-- BEGIN The data --

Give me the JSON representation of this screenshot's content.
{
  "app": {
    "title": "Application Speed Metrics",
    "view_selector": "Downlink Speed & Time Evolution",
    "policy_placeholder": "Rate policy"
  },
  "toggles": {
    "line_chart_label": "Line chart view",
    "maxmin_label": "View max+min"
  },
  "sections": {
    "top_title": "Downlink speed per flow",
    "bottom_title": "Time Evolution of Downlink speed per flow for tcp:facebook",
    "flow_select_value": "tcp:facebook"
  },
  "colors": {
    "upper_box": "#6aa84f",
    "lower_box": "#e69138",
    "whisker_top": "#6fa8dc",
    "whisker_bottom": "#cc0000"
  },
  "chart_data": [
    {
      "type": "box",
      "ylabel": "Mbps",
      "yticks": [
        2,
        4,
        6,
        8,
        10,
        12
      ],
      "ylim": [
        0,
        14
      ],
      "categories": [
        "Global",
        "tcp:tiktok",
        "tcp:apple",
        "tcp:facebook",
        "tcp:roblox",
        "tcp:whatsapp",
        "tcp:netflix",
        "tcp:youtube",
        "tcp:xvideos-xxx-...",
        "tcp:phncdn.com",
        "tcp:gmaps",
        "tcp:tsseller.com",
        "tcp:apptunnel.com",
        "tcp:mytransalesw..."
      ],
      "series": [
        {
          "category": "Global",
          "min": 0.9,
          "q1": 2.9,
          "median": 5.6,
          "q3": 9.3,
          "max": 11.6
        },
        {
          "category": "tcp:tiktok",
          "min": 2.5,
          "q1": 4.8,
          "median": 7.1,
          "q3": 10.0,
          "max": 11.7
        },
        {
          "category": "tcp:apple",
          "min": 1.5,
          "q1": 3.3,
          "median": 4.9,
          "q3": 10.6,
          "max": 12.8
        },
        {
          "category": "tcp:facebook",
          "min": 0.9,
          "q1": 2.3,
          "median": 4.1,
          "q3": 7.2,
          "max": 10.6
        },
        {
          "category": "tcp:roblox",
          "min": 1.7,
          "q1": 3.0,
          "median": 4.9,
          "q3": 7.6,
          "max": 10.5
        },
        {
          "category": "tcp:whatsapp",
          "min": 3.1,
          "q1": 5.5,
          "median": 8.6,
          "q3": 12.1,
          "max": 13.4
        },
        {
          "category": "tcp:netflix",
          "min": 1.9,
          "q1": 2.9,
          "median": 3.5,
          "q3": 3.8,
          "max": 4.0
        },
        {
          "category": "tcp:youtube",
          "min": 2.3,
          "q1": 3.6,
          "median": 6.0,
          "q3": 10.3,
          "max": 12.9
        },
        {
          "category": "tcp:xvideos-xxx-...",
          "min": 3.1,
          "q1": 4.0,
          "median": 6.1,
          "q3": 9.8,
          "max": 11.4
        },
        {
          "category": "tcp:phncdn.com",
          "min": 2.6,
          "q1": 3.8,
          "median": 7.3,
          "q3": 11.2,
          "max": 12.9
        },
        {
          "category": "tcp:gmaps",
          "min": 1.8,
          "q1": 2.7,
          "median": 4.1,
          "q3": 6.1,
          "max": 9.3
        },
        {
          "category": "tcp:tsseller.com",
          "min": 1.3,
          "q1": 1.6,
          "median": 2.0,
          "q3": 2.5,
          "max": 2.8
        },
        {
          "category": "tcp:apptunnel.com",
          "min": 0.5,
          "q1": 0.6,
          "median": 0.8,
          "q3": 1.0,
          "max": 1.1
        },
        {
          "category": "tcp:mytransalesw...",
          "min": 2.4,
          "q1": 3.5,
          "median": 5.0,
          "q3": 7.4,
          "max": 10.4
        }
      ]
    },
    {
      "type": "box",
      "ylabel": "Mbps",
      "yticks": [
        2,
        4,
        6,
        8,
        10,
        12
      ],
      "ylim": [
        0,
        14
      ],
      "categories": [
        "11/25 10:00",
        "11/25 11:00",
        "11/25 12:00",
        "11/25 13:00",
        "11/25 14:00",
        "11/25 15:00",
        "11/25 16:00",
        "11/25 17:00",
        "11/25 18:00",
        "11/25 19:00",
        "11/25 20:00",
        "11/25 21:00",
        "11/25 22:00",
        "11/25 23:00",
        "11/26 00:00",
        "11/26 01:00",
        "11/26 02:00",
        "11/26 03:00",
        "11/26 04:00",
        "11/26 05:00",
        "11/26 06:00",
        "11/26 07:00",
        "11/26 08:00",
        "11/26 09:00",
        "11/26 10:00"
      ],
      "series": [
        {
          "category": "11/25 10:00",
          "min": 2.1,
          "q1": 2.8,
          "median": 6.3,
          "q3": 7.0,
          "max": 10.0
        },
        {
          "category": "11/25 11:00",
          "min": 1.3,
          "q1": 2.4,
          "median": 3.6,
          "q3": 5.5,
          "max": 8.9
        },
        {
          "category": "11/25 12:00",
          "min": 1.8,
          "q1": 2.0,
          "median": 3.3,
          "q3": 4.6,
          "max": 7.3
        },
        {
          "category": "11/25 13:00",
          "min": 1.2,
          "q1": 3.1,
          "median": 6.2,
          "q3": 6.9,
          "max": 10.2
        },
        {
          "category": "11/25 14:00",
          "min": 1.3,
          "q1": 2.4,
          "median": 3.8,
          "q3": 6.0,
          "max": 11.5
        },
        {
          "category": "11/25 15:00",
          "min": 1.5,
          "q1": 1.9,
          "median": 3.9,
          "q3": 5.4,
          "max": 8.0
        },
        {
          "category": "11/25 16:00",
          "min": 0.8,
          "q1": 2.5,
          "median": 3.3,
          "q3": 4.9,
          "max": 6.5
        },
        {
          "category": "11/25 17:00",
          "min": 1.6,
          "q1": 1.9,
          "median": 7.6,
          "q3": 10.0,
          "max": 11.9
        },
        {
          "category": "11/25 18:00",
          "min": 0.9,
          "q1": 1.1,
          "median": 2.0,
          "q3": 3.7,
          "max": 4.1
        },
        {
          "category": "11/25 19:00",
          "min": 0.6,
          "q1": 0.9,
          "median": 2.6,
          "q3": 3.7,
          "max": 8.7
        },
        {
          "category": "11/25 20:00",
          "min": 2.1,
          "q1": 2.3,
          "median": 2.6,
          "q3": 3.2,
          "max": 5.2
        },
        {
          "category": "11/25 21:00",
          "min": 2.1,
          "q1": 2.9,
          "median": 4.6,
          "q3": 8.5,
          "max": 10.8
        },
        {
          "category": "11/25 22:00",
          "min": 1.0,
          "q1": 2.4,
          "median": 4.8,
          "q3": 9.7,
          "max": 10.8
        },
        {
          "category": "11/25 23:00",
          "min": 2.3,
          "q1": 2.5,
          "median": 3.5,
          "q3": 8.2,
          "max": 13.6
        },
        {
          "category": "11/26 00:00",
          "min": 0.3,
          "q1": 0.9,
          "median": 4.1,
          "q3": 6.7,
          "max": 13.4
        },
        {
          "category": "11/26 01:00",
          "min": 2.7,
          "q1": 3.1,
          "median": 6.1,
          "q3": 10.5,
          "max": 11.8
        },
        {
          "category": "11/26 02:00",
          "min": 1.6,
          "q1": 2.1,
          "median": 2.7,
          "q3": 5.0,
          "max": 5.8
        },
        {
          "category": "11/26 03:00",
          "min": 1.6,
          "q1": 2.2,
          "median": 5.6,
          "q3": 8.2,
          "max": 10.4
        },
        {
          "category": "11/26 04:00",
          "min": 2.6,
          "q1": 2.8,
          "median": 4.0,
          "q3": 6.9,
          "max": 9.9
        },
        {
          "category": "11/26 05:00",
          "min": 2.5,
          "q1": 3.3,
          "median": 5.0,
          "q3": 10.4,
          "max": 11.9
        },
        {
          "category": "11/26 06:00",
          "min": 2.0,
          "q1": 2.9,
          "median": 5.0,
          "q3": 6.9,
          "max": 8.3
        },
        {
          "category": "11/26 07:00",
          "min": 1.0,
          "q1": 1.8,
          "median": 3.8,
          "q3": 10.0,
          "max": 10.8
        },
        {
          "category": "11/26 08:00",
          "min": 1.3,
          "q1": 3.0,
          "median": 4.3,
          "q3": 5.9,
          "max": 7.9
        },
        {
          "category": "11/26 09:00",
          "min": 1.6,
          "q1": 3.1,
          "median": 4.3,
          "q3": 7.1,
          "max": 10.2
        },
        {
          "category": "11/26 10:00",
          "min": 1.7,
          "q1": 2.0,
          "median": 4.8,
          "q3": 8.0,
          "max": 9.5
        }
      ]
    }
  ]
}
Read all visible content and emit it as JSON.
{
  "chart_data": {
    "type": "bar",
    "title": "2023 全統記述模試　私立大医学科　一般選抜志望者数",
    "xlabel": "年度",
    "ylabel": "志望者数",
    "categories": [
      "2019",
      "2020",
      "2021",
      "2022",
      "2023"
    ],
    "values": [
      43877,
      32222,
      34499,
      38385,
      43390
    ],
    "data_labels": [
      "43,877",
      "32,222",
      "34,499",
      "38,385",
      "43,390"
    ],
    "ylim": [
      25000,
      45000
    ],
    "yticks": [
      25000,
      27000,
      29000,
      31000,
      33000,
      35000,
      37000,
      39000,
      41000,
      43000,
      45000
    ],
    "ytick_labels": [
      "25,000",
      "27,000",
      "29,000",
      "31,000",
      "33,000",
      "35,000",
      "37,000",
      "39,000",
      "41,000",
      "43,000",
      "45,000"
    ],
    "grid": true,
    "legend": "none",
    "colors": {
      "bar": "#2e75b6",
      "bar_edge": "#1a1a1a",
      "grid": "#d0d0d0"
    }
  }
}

-- END The data --

### Work required
Where does the word "Evolution" appear? Return each line that holds it.

### Answer to the problem
    "view_selector": "Downlink Speed & Time Evolution",
    "bottom_title": "Time Evolution of Downlink speed per flow for tcp:facebook",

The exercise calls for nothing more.